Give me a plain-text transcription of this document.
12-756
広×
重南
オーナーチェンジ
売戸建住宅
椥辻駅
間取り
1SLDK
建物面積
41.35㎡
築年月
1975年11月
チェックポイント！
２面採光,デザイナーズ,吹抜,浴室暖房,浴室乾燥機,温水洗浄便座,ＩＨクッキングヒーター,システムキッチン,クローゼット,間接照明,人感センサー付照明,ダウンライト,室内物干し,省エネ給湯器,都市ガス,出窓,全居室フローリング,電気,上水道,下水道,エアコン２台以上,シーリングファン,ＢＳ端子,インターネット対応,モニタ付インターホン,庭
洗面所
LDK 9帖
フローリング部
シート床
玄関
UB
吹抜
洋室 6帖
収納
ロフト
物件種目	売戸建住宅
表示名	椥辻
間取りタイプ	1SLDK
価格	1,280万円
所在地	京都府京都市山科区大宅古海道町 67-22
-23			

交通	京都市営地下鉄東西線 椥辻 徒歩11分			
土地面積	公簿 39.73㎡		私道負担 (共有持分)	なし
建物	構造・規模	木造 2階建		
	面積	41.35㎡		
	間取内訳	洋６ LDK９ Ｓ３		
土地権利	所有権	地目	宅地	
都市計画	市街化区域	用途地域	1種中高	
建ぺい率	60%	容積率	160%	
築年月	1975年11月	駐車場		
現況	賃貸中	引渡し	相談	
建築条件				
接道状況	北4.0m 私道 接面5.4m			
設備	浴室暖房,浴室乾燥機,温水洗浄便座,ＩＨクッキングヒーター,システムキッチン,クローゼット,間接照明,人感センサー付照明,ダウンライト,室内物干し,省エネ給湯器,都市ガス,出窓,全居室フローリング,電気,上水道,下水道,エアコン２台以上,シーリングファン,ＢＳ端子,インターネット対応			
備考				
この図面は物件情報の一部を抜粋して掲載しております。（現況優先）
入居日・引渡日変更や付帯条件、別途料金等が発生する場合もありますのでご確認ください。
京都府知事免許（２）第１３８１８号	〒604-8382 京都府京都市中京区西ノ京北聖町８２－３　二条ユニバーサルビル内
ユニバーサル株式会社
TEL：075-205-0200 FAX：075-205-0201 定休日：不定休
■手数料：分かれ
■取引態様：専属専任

» Given problem
From the listing above, extract every line exactly as it stands.

» Exercise solution
Give me a plain-text transcription of this document.
12-756
広×
重南
オーナーチェンジ
売戸建住宅
椥辻駅
間取り
1SLDK
建物面積
41.35㎡
築年月
1975年11月
チェックポイント！
２面採光,デザイナーズ,吹抜,浴室暖房,浴室乾燥機,温水洗浄便座,ＩＨクッキングヒーター,システムキッチン,クローゼット,間接照明,人感センサー付照明,ダウンライト,室内物干し,省エネ給湯器,都市ガス,出窓,全居室フローリング,電気,上水道,下水道,エアコン２台以上,シーリングファン,ＢＳ端子,インターネット対応,モニタ付インターホン,庭
洗面所
LDK 9帖
フローリング部
シート床
玄関
UB
吹抜
洋室 6帖
収納
ロフト
物件種目	売戸建住宅
表示名	椥辻
間取りタイプ	1SLDK
価格	1,280万円
所在地	京都府京都市山科区大宅古海道町 67-22
-23			

交通	京都市営地下鉄東西線 椥辻 徒歩11分			
土地面積	公簿 39.73㎡		私道負担 (共有持分)	なし
建物	構造・規模	木造 2階建		
	面積	41.35㎡		
	間取内訳	洋６ LDK９ Ｓ３		
土地権利	所有権	地目	宅地	
都市計画	市街化区域	用途地域	1種中高	
建ぺい率	60%	容積率	160%	
築年月	1975年11月	駐車場		
現況	賃貸中	引渡し	相談	
建築条件				
接道状況	北4.0m 私道 接面5.4m			
設備	浴室暖房,浴室乾燥機,温水洗浄便座,ＩＨクッキングヒーター,システムキッチン,クローゼット,間接照明,人感センサー付照明,ダウンライト,室内物干し,省エネ給湯器,都市ガス,出窓,全居室フローリング,電気,上水道,下水道,エアコン２台以上,シーリングファン,ＢＳ端子,インターネット対応			
備考				
この図面は物件情報の一部を抜粋して掲載しております。（現況優先）
入居日・引渡日変更や付帯条件、別途料金等が発生する場合もありますのでご確認ください。
京都府知事免許（２）第１３８１８号	〒604-8382 京都府京都市中京区西ノ京北聖町８２－３　二条ユニバーサルビル内
ユニバーサル株式会社
TEL：075-205-0200 FAX：075-205-0201 定休日：不定休
■手数料：分かれ
■取引態様：専属専任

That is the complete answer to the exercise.